• [Directive] Check each line of the material below, and copy it if it holds the string "before".

###

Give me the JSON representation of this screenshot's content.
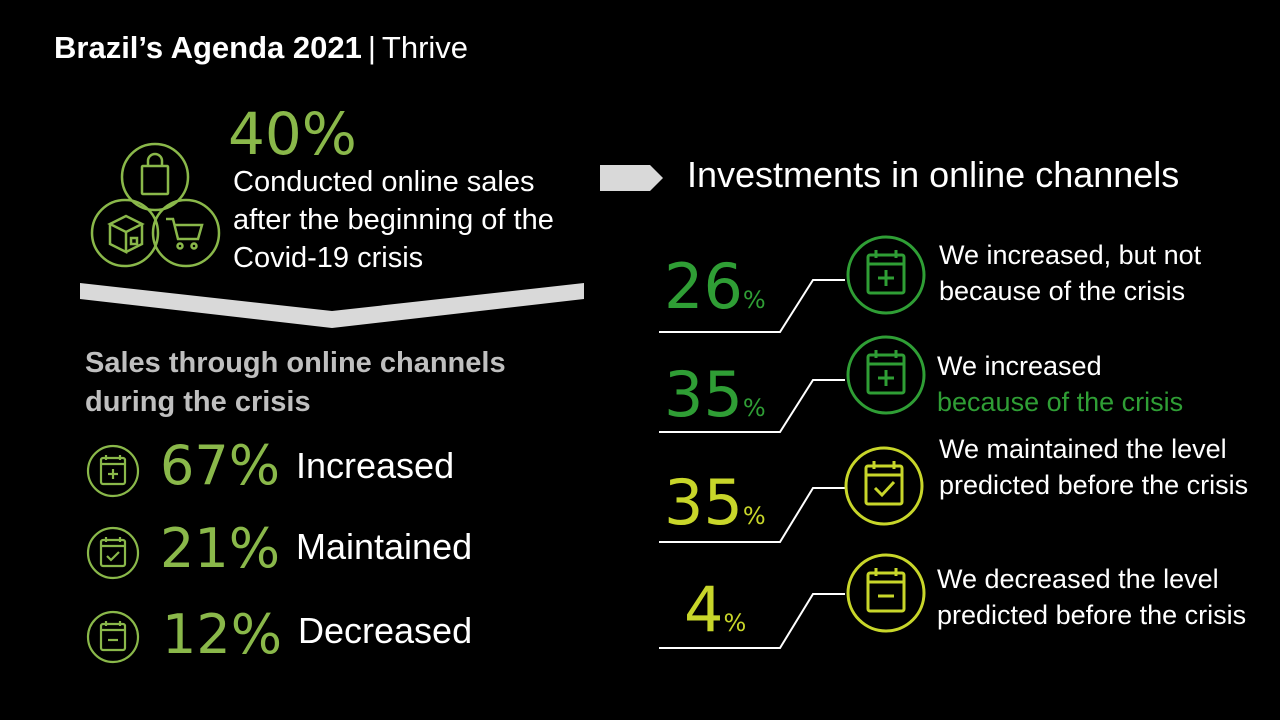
{
  "header": {
    "title_bold": "Brazil’s Agenda 2021",
    "title_sep": "|",
    "title_sub": "Thrive"
  },
  "online_sales": {
    "percent": "40%",
    "description": "Conducted online sales after the beginning of the Covid-19 crisis",
    "icons": [
      "shopping-bag-icon",
      "package-box-icon",
      "shopping-cart-icon"
    ]
  },
  "sales_channels": {
    "heading": "Sales through online channels during the crisis",
    "items": [
      {
        "percent": "67%",
        "label": "Increased",
        "icon": "calendar-plus-icon"
      },
      {
        "percent": "21%",
        "label": "Maintained",
        "icon": "calendar-check-icon"
      },
      {
        "percent": "12%",
        "label": "Decreased",
        "icon": "calendar-minus-icon"
      }
    ]
  },
  "investments": {
    "heading": "Investments in online channels",
    "items": [
      {
        "value": "26",
        "unit": "%",
        "label": "We increased, but not because of the crisis",
        "label_highlight": "",
        "icon": "calendar-plus-icon"
      },
      {
        "value": "35",
        "unit": "%",
        "label": "We increased",
        "label_highlight": "because of the crisis",
        "icon": "calendar-plus-icon"
      },
      {
        "value": "35",
        "unit": "%",
        "label": "We maintained the level predicted before the crisis",
        "label_highlight": "",
        "icon": "calendar-check-icon"
      },
      {
        "value": "4",
        "unit": "%",
        "label": "We decreased the level predicted before the crisis",
        "label_highlight": "",
        "icon": "calendar-minus-icon"
      }
    ]
  },
  "colors": {
    "background": "#000000",
    "green_light": "#8ab84a",
    "green_dark": "#2f9e35",
    "lime": "#c8d62a",
    "gray_heading": "#bfbfbf"
  }
}
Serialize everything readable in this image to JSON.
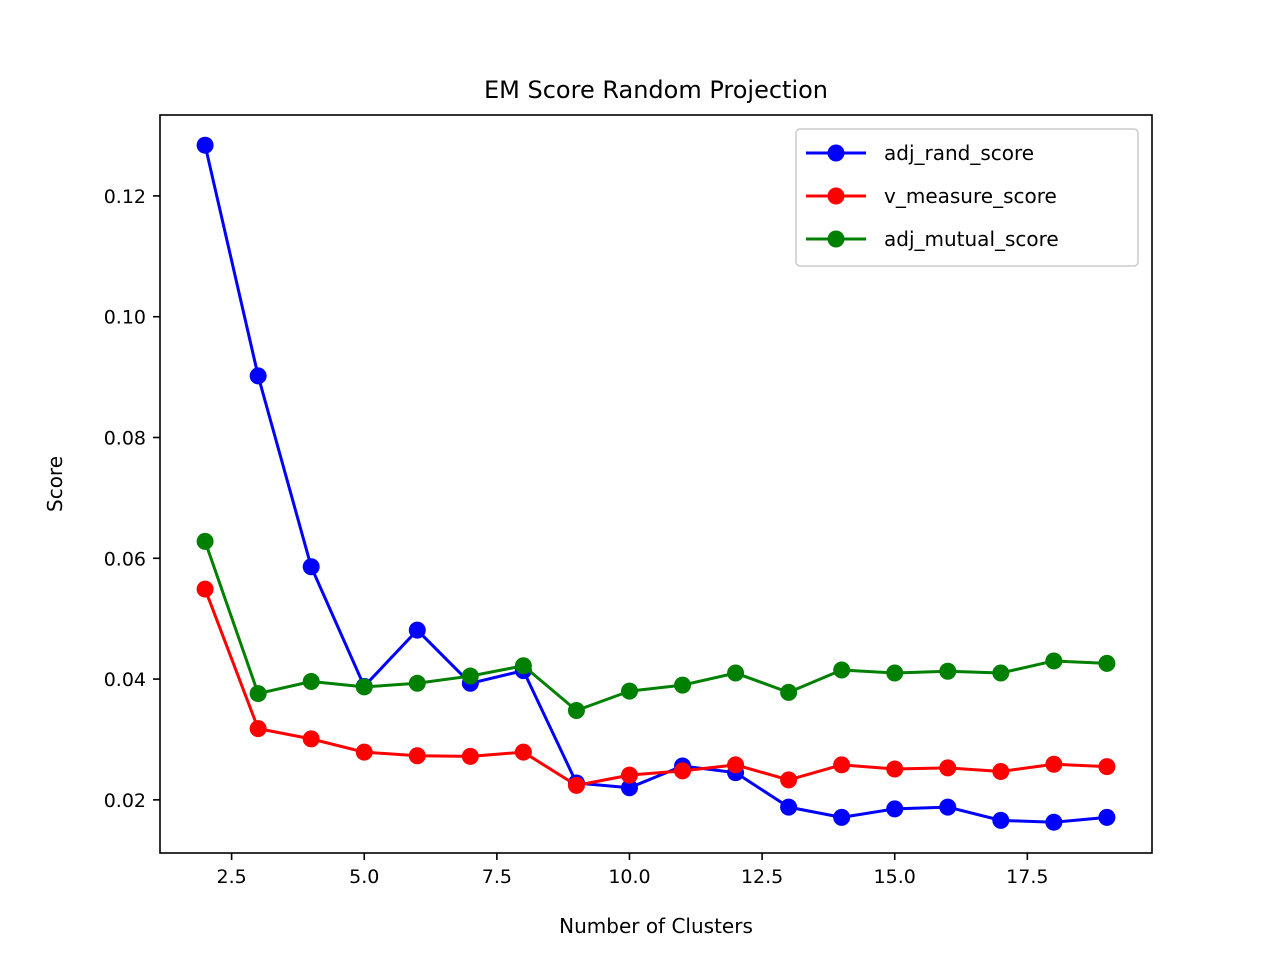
{
  "chart_data": {
    "type": "line",
    "title": "EM Score Random Projection",
    "xlabel": "Number of Clusters",
    "ylabel": "Score",
    "xlim": [
      1.15,
      19.85
    ],
    "ylim": [
      0.0112,
      0.1334
    ],
    "xticks": [
      2.5,
      5.0,
      7.5,
      10.0,
      12.5,
      15.0,
      17.5
    ],
    "xtick_labels": [
      "2.5",
      "5.0",
      "7.5",
      "10.0",
      "12.5",
      "15.0",
      "17.5"
    ],
    "yticks": [
      0.02,
      0.04,
      0.06,
      0.08,
      0.1,
      0.12
    ],
    "ytick_labels": [
      "0.02",
      "0.04",
      "0.06",
      "0.08",
      "0.10",
      "0.12"
    ],
    "grid": false,
    "legend_position": "top-right",
    "x": [
      2,
      3,
      4,
      5,
      6,
      7,
      8,
      9,
      10,
      11,
      12,
      13,
      14,
      15,
      16,
      17,
      18,
      19
    ],
    "series": [
      {
        "name": "adj_rand_score",
        "color": "#0000ff",
        "values": [
          0.1284,
          0.0902,
          0.0586,
          0.0388,
          0.0481,
          0.0393,
          0.0414,
          0.0228,
          0.022,
          0.0256,
          0.0245,
          0.0188,
          0.0171,
          0.0185,
          0.0188,
          0.0166,
          0.0163,
          0.0171
        ]
      },
      {
        "name": "v_measure_score",
        "color": "#ff0000",
        "values": [
          0.0549,
          0.0318,
          0.0301,
          0.0279,
          0.0273,
          0.0272,
          0.0279,
          0.0224,
          0.0241,
          0.0248,
          0.0258,
          0.0233,
          0.0258,
          0.0251,
          0.0253,
          0.0247,
          0.0259,
          0.0255
        ]
      },
      {
        "name": "adj_mutual_score",
        "color": "#008000",
        "values": [
          0.0628,
          0.0376,
          0.0396,
          0.0387,
          0.0393,
          0.0405,
          0.0422,
          0.0348,
          0.038,
          0.039,
          0.041,
          0.0378,
          0.0415,
          0.041,
          0.0413,
          0.041,
          0.043,
          0.0426
        ]
      }
    ]
  }
}
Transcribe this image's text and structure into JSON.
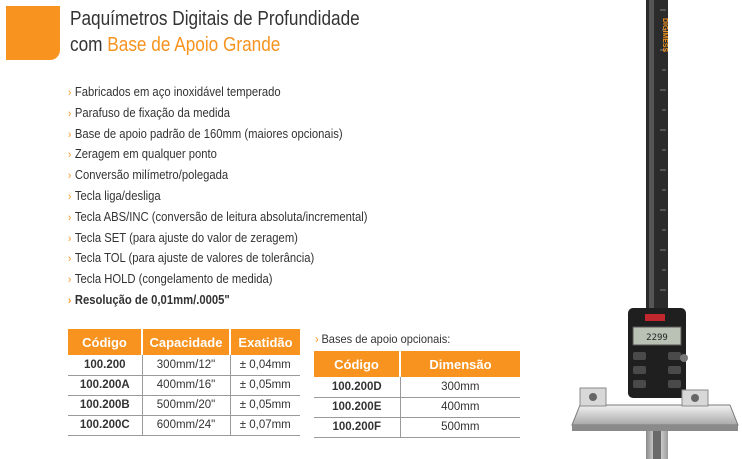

###

• [Expected answer]
        "label": "We maintained the level predicted before the crisis",
        "label": "We decreased the level predicted before the crisis",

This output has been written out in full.